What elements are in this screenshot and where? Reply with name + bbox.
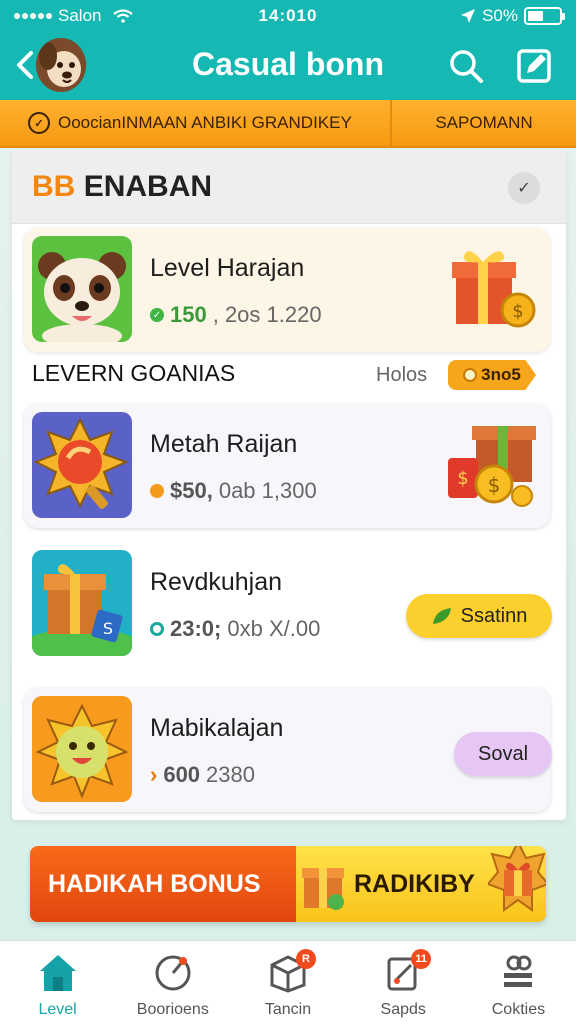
list-item-mabikalajan[interactable]: Mabikalajan › 600 2380 Soval bbox=[24, 688, 552, 812]
stack-icon bbox=[504, 955, 533, 987]
notification-badge: R bbox=[296, 949, 316, 969]
notification-badge: 11 bbox=[411, 949, 432, 969]
coin-icon: ✓ bbox=[28, 112, 50, 134]
list-item-level-harajan[interactable]: Level Harajan ✓ 150 , 2os 1.220 $ bbox=[24, 228, 550, 352]
gift-box-icon bbox=[302, 868, 344, 910]
bonus-left-label: HADIKAH BONUS bbox=[30, 846, 296, 922]
item-stat-rest: 0xb X/.00 bbox=[227, 616, 321, 641]
nav-item-sapds[interactable]: 11 Sapds bbox=[346, 941, 461, 1024]
battery-icon bbox=[524, 7, 565, 25]
gift-box-icon: $ $ bbox=[448, 426, 536, 507]
item-action-button[interactable]: Ssatinn bbox=[406, 594, 552, 638]
nav-item-level[interactable]: Level bbox=[0, 941, 115, 1024]
subsection-label: LEVERN GOANIAS bbox=[32, 360, 236, 386]
banner-left-text: OoocianINMAAN ANBIKI GRANDIKEY bbox=[58, 113, 352, 132]
nav-label: Tancin bbox=[264, 1001, 312, 1018]
promo-banner[interactable]: ✓ OoocianINMAAN ANBIKI GRANDIKEY SAPOMAN… bbox=[0, 100, 576, 148]
item-stat-rest: , 2os 1.220 bbox=[212, 302, 322, 327]
item-title: Revdkuhjan bbox=[150, 568, 283, 596]
nav-item-boorioens[interactable]: Boorioens bbox=[115, 941, 230, 1024]
location-icon bbox=[461, 9, 476, 23]
section-title-prefix: BB bbox=[32, 170, 76, 203]
svg-text:S: S bbox=[103, 619, 113, 638]
sun-face-icon bbox=[32, 696, 132, 802]
svg-text:$: $ bbox=[512, 301, 523, 322]
battery-percent: S0% bbox=[482, 6, 518, 25]
nav-label: Cokties bbox=[491, 1001, 546, 1018]
bonus-right-label: RADIKIBY bbox=[354, 870, 475, 898]
box-icon: S bbox=[32, 550, 132, 656]
leaf-icon bbox=[432, 608, 451, 624]
list-item-metah-raijan[interactable]: Metah Raijan $50, 0ab 1,300 $ $ bbox=[24, 404, 550, 528]
section-title-text: ENABAN bbox=[83, 170, 213, 203]
home-icon bbox=[39, 955, 76, 991]
gem-icon bbox=[150, 622, 164, 636]
item-stat-rest: 0ab 1,300 bbox=[218, 478, 317, 503]
action-label: Ssatinn bbox=[460, 604, 528, 627]
search-icon[interactable] bbox=[446, 46, 486, 86]
badge-value: 3no5 bbox=[481, 365, 521, 384]
compass-icon bbox=[155, 955, 191, 991]
item-stat-lead: $50, bbox=[170, 478, 213, 503]
action-label: Soval bbox=[477, 742, 529, 765]
panda-icon bbox=[32, 236, 132, 342]
item-stats: 23:0; 0xb X/.00 bbox=[150, 616, 320, 642]
nav-label: Sapds bbox=[380, 1001, 426, 1018]
status-time: 14:010 bbox=[258, 6, 318, 25]
coin-icon bbox=[463, 368, 478, 382]
item-stat-lead: 150 bbox=[170, 302, 207, 327]
svg-text:$: $ bbox=[488, 473, 501, 497]
bottom-nav: Level Boorioens R Tancin 11 Sapds Coktie… bbox=[0, 940, 576, 1024]
section-header: BB ENABAN ✓ bbox=[12, 150, 566, 224]
status-bar: Salon 14:010 S0% bbox=[0, 0, 576, 32]
carrier-label: Salon bbox=[58, 6, 102, 25]
item-action-button[interactable]: Soval bbox=[454, 732, 552, 776]
list-item-revdkuhjan[interactable]: S Revdkuhjan 23:0; 0xb X/.00 Ssatinn bbox=[24, 542, 552, 666]
arrow-icon: › bbox=[150, 762, 158, 787]
nav-label: Level bbox=[38, 1001, 77, 1018]
item-stat-lead: 23:0; bbox=[170, 616, 222, 641]
app-header: Casual bonn bbox=[0, 32, 576, 100]
banner-right-text[interactable]: SAPOMANN bbox=[392, 113, 576, 133]
svg-text:$: $ bbox=[457, 468, 468, 489]
edit-icon[interactable] bbox=[514, 46, 554, 86]
sun-badge-icon bbox=[32, 412, 132, 518]
item-title: Metah Raijan bbox=[150, 430, 298, 458]
nav-item-cokties[interactable]: Cokties bbox=[461, 941, 576, 1024]
coin-icon bbox=[150, 484, 164, 498]
nav-item-tancin[interactable]: R Tancin bbox=[230, 941, 345, 1024]
item-stats: $50, 0ab 1,300 bbox=[150, 478, 317, 504]
item-title: Level Harajan bbox=[150, 254, 305, 282]
star-gift-icon bbox=[488, 846, 546, 912]
wifi-icon bbox=[113, 9, 134, 23]
page-title: Casual bonn bbox=[191, 46, 384, 82]
subsection-badge[interactable]: 3no5 bbox=[448, 360, 536, 390]
check-icon: ✓ bbox=[150, 308, 164, 322]
main-card: BB ENABAN ✓ Level Harajan ✓ 150 , 2os 1.… bbox=[12, 150, 566, 820]
nav-label: Boorioens bbox=[136, 1001, 209, 1018]
item-stats: › 600 2380 bbox=[150, 762, 255, 788]
item-stat-lead: 600 bbox=[163, 762, 201, 787]
signal-icon bbox=[14, 13, 52, 19]
bonus-banner[interactable]: HADIKAH BONUS RADIKIBY bbox=[30, 846, 546, 922]
item-stat-rest: 2380 bbox=[206, 762, 255, 787]
section-menu-button[interactable]: ✓ bbox=[508, 172, 540, 204]
item-stats: ✓ 150 , 2os 1.220 bbox=[150, 302, 322, 328]
section-title: BB ENABAN bbox=[32, 170, 212, 204]
subsection-hint[interactable]: Holos bbox=[376, 364, 427, 387]
gift-box-icon: $ bbox=[452, 251, 536, 328]
item-title: Mabikalajan bbox=[150, 714, 284, 742]
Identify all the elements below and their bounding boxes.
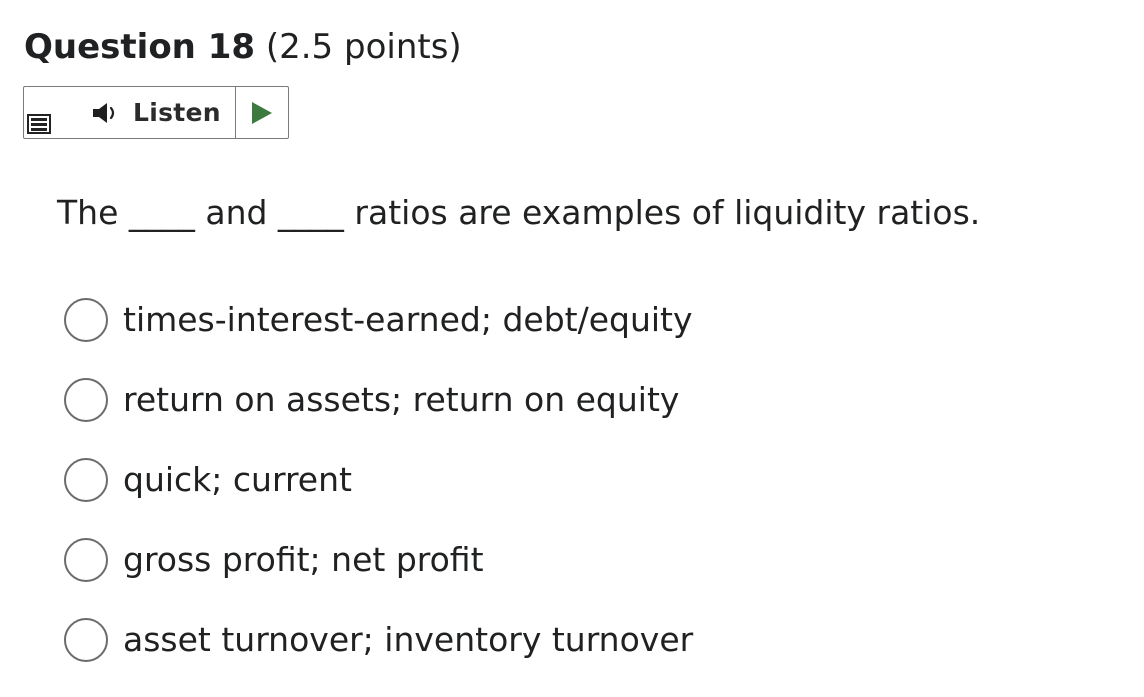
play-button[interactable]	[236, 87, 288, 138]
menu-icon[interactable]	[27, 114, 51, 134]
option-label[interactable]: return on assets; return on equity	[123, 377, 679, 423]
radio-button[interactable]	[64, 538, 108, 582]
question-points: (2.5 points)	[265, 27, 462, 67]
answer-option[interactable]: gross profit; net profit	[64, 537, 693, 583]
radio-button[interactable]	[64, 618, 108, 662]
listen-toolbar: Listen	[23, 86, 289, 139]
question-title: Question 18	[24, 27, 256, 67]
listen-button[interactable]: Listen	[58, 87, 236, 138]
option-label[interactable]: quick; current	[123, 457, 352, 503]
option-label[interactable]: asset turnover; inventory turnover	[123, 617, 693, 663]
radio-button[interactable]	[64, 298, 108, 342]
speaker-icon	[93, 102, 115, 123]
listen-label: Listen	[133, 98, 221, 127]
listen-menu-button[interactable]	[24, 87, 58, 138]
answer-option[interactable]: quick; current	[64, 457, 693, 503]
radio-button[interactable]	[64, 378, 108, 422]
play-icon[interactable]	[251, 101, 273, 125]
option-label[interactable]: gross profit; net profit	[123, 537, 484, 583]
answer-option[interactable]: times-interest-earned; debt/equity	[64, 297, 693, 343]
question-text: The ____ and ____ ratios are examples of…	[57, 193, 981, 232]
question-header: Question 18 (2.5 points)	[24, 24, 462, 70]
answer-option[interactable]: asset turnover; inventory turnover	[64, 617, 693, 663]
answer-options: times-interest-earned; debt/equity retur…	[64, 297, 693, 697]
radio-button[interactable]	[64, 458, 108, 502]
option-label[interactable]: times-interest-earned; debt/equity	[123, 297, 693, 343]
answer-option[interactable]: return on assets; return on equity	[64, 377, 693, 423]
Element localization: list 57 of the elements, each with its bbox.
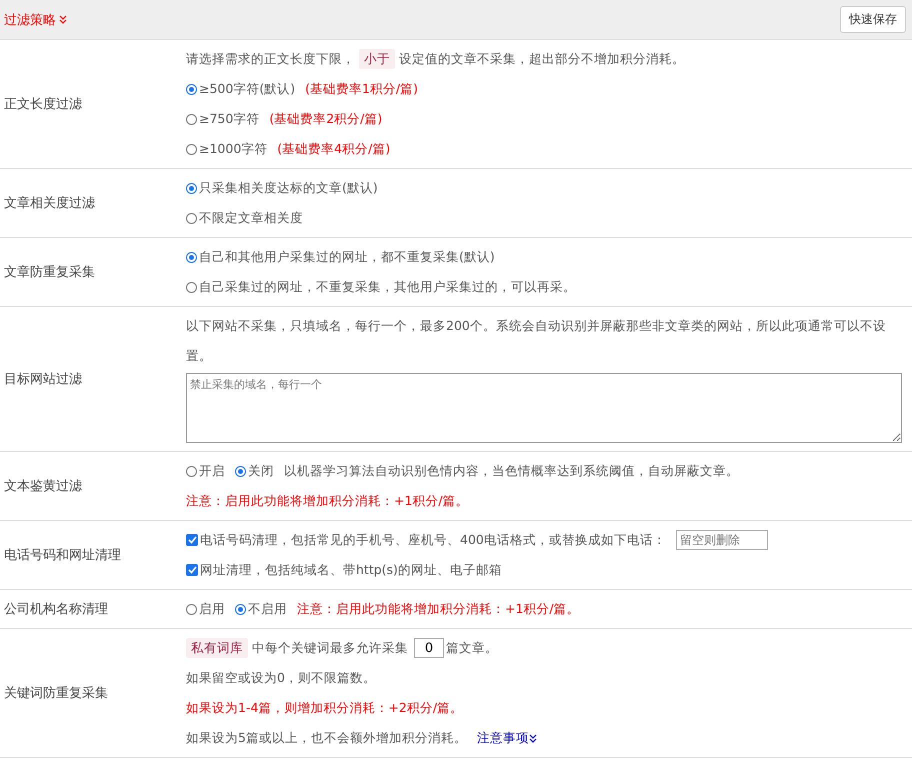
warning-text: 如果设为1-4篇，则增加积分消耗：+2积分/篇。 xyxy=(186,699,464,717)
row-label: 文本鉴黄过滤 xyxy=(4,478,82,495)
radio-button[interactable] xyxy=(186,84,197,94)
row-label: 关键词防重复采集 xyxy=(4,685,108,702)
warning-text: (基础费率1积分/篇) xyxy=(305,80,418,98)
domain-textarea[interactable]: 禁止采集的域名，每行一个 xyxy=(186,373,902,443)
keyword-tag: 小于 xyxy=(359,49,395,69)
description-text: 以下网站不采集，只填域名，每行一个，最多200个。系统会自动识别并屏蔽那些非文章类的网站，所以此项通常可以不设置。 xyxy=(186,317,887,365)
radio-button[interactable] xyxy=(235,604,246,614)
radio-label[interactable]: 不限定文章相关度 xyxy=(199,203,303,233)
row-label: 目标网站过滤 xyxy=(4,371,82,388)
radio-button[interactable] xyxy=(186,212,197,224)
radio-label[interactable]: ≥500字符(默认) xyxy=(199,74,296,104)
radio-button[interactable] xyxy=(186,114,197,124)
checkbox-label[interactable]: 电话号码清理，包括常见的手机号、座机号、400电话格式，或替换成如下电话： xyxy=(200,525,666,555)
description-text: 以机器学习算法自动识别色情内容，当色情概率达到系统阈值，自动屏蔽文章。 xyxy=(284,462,739,480)
warning-text: 注意：启用此功能将增加积分消耗：+1积分/篇。 xyxy=(297,600,580,618)
radio-button[interactable] xyxy=(186,282,197,292)
row-label: 文章相关度过滤 xyxy=(4,195,95,212)
radio-button[interactable] xyxy=(186,466,197,476)
checkbox[interactable] xyxy=(186,564,198,576)
radio-button[interactable] xyxy=(186,604,197,614)
radio-label[interactable]: 不启用 xyxy=(248,594,287,624)
phone-input[interactable]: 留空则删除 xyxy=(676,530,768,550)
radio-label[interactable]: 启用 xyxy=(199,594,225,624)
checkbox[interactable] xyxy=(186,534,198,546)
radio-label[interactable]: 关闭 xyxy=(248,456,274,486)
description-text: 篇文章。 xyxy=(446,639,498,657)
keyword-tag: 私有词库 xyxy=(186,638,248,658)
radio-label[interactable]: 只采集相关度达标的文章(默认) xyxy=(199,173,378,203)
row-label: 文章防重复采集 xyxy=(4,264,95,281)
radio-button[interactable] xyxy=(186,252,197,262)
radio-label[interactable]: ≥750字符 xyxy=(199,104,260,134)
save-button[interactable]: 快速保存 xyxy=(840,6,906,33)
row-label: 正文长度过滤 xyxy=(4,96,82,113)
radio-button[interactable] xyxy=(186,144,197,154)
chevron-down-icon xyxy=(59,15,67,24)
notes-link[interactable]: 注意事项 xyxy=(476,723,537,753)
radio-button[interactable] xyxy=(186,182,197,194)
description-text: 请选择需求的正文长度下限， xyxy=(186,50,355,68)
warning-text: (基础费率4积分/篇) xyxy=(277,140,390,158)
row-label: 电话号码和网址清理 xyxy=(4,547,121,564)
radio-label[interactable]: 开启 xyxy=(199,456,225,486)
description-text: 如果留空或设为0，则不限篇数。 xyxy=(186,669,376,687)
radio-label[interactable]: ≥1000字符 xyxy=(199,134,268,164)
warning-text: (基础费率2积分/篇) xyxy=(269,110,382,128)
description-text: 如果设为5篇或以上，也不会额外增加积分消耗。 xyxy=(186,729,467,747)
row-label: 公司机构名称清理 xyxy=(4,601,108,618)
radio-label[interactable]: 自己和其他用户采集过的网址，都不重复采集(默认) xyxy=(199,242,495,272)
chevron-down-icon xyxy=(528,734,537,742)
warning-text: 注意：启用此功能将增加积分消耗：+1积分/篇。 xyxy=(186,492,469,510)
radio-button[interactable] xyxy=(235,466,246,476)
description-text: 设定值的文章不采集，超出部分不增加积分消耗。 xyxy=(399,50,685,68)
checkbox-label[interactable]: 网址清理，包括纯域名、带http(s)的网址、电子邮箱 xyxy=(200,555,502,585)
radio-label[interactable]: 自己采集过的网址，不重复采集，其他用户采集过的，可以再采。 xyxy=(199,272,576,302)
count-input[interactable]: 0 xyxy=(414,638,444,658)
description-text: 中每个关键词最多允许采集 xyxy=(252,639,408,657)
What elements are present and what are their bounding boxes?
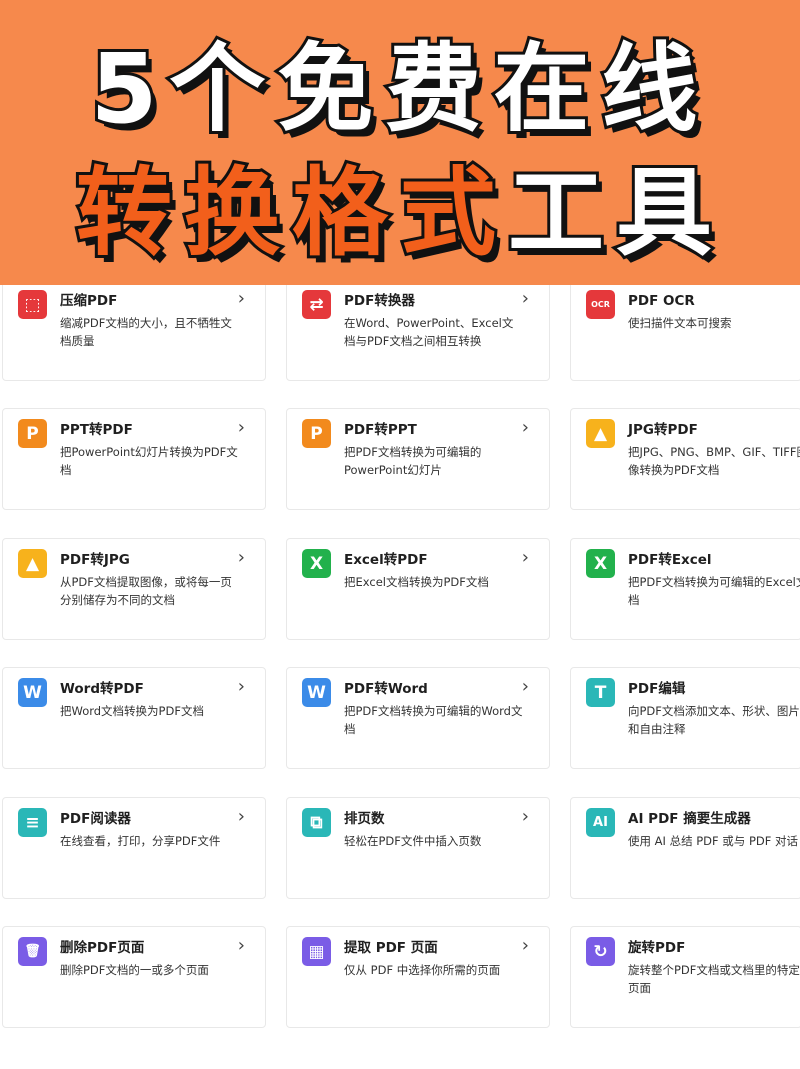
════════
Lay out as a numbered list, omitting blank lines, the lines from the one holding "list-item-mabikalajan[interactable]: Mabikalajan ›" through the one holding "coin-icon: ✓ bbox=[28, 112, 50, 134]", inclusive.

## Expected answer
1. list-item-mabikalajan[interactable]: Mabikalajan › 600 2380 Soval bbox=[24, 688, 552, 812]
2. stack-icon bbox=[504, 955, 533, 987]
3. notification-badge: R bbox=[296, 949, 316, 969]
4. notification-badge: 11 bbox=[411, 949, 432, 969]
5. coin-icon: ✓ bbox=[28, 112, 50, 134]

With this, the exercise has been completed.